* **Study questions**
**A)** Reproduce the part of the passage on the steamship Oriental from "Oriental was an" to "this was unsuccessful." word for word.
**B)** Pick up the account of the steamship Oriental's grounding after its last sentence and extend it.

Oriental was an American steamship that ran aground on the Outer Banks of North Carolina on the night of May 16, 1862, and was abandoned.

The 1,202-ton ship had been built by the Neafie and Levy Ship and Engine Building Company at the Penn Works Shipyard in Philadelphia, for the Nuevitas and Cuba Steamship Company, and intended for the Cuba trade. The ship was new, having been completed in 1861. But as the American Civil War was then raging, the American federal government requsitioned the Oriental for war service. At the time of the grounding the ship was carrying supplies to Port Royal in South Carolina which was Union-occupied (and was the location of the Port Royal Experiment).

All crewmen and passengers were saved. An attempt was made to refloat the ship, but this was unsuccessful.

* **Extracted records**
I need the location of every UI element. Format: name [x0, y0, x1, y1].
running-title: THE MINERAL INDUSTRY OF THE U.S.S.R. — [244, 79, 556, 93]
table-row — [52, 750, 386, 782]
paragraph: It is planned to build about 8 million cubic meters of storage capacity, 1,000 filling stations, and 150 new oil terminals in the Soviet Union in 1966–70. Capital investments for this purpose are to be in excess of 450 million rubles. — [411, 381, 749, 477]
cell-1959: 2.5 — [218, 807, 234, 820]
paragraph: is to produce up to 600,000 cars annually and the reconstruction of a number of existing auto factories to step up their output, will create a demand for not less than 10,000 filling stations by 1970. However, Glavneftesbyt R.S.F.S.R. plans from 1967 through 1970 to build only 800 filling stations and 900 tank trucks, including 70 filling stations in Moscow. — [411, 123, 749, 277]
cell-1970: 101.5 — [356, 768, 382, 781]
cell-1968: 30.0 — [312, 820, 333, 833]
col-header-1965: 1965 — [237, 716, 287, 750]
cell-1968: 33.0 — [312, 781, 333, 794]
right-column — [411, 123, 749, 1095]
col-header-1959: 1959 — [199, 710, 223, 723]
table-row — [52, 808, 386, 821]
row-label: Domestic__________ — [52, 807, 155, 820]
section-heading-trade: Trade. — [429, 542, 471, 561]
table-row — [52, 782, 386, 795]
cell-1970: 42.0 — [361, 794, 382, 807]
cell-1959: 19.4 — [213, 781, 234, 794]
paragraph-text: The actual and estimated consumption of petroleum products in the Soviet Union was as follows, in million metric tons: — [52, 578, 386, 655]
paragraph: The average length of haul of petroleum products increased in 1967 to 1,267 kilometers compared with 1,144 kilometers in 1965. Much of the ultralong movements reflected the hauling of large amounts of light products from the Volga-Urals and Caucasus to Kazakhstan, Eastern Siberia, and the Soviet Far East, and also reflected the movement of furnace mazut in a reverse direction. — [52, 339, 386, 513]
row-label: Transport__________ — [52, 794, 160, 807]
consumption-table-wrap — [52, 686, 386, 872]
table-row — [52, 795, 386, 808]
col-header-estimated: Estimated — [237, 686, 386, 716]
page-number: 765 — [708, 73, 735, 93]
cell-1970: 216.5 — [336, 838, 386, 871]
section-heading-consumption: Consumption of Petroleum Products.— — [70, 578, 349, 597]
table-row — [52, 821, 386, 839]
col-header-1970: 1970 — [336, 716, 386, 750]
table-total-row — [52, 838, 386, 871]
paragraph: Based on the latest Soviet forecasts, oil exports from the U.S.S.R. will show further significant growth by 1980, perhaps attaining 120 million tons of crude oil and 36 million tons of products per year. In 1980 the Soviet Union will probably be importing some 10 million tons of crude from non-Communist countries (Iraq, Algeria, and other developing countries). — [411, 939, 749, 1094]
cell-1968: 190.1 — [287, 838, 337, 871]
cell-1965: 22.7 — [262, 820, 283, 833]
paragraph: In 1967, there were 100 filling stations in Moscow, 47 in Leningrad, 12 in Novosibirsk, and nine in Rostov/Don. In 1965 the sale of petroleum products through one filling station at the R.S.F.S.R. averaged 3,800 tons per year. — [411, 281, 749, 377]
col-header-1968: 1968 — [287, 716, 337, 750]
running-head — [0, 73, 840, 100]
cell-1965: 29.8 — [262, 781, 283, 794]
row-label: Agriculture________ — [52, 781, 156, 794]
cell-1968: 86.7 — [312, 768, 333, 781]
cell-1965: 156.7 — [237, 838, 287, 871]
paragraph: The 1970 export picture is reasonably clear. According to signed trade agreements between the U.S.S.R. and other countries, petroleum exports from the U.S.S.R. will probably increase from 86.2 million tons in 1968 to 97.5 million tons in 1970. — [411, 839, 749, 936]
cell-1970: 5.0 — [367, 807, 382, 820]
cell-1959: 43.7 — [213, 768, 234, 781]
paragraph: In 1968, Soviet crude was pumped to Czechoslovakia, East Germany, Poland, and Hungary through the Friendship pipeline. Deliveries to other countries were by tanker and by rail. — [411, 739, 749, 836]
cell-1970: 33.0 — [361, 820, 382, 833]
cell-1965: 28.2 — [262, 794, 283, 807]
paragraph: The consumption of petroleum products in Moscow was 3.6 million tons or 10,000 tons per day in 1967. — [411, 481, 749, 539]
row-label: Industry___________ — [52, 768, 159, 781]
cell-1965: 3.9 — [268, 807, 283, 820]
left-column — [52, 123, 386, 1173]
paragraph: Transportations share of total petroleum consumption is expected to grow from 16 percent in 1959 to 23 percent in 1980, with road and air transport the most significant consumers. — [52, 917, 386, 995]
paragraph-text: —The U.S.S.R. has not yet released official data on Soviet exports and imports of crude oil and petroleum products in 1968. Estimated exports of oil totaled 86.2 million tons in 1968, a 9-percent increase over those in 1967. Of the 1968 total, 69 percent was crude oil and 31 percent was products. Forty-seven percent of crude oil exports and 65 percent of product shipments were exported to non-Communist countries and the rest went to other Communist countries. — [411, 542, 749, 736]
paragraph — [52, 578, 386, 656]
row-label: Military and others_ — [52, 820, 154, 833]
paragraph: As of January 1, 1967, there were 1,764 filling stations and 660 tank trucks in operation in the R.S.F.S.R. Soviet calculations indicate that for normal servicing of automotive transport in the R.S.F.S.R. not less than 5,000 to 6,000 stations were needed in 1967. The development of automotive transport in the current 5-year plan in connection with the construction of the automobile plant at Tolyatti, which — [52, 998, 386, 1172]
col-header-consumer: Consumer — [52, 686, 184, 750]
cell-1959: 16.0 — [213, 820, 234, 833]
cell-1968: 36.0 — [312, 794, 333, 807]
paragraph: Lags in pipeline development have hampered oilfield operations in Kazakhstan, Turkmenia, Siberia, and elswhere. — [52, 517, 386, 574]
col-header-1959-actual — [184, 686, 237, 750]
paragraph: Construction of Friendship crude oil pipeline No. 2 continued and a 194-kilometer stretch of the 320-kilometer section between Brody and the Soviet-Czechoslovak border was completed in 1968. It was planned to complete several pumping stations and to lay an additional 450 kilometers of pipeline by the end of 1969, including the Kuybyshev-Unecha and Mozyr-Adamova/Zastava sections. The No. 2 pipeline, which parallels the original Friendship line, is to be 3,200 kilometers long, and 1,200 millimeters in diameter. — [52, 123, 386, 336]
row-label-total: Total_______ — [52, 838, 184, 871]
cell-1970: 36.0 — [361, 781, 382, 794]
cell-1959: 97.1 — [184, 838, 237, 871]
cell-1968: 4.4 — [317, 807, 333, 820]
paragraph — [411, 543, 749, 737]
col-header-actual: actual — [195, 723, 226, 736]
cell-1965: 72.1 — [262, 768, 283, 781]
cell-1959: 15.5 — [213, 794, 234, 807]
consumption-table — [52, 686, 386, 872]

* **Answers by item**
**A)**
Oriental was an American steamship that ran aground on the Outer Banks of North Carolina on the night of May 16, 1862, and was abandoned.

The 1,202-ton ship had been built by the Neafie and Levy Ship and Engine Building Company at the Penn Works Shipyard in Philadelphia, for the Nuevitas and Cuba Steamship Company, and intended for the Cuba trade. The ship was new, having been completed in 1861. But as the American Civil War was then raging, the American federal government requsitioned the Oriental for war service. At the time of the grounding the ship was carrying supplies to Port Royal in South Carolina which was Union-occupied (and was the location of the Port Royal Experiment).

All crewmen and passengers were saved. An attempt was made to refloat the ship, but this was unsuccessful.

**B)**
The cause of the grounding is not known. One crewmember said that captain Benjamin J. Tuzoell had fallen asleep, and this story has continued to circulate. Other sources have said that the captain had not trusted the recently recalibrated ship's compass which may have affected his navigation.

Over time the ship deteriorated and became a sunken wreck. The ship's boiler stack remains above water and can be easily seen from shore (as of 2025), and consequently the wreck is sometimes called "The Boiler". It's a scuba diving spot.

There is a small Oriental museum in Oriental, North Carolina (the town was named for the ship).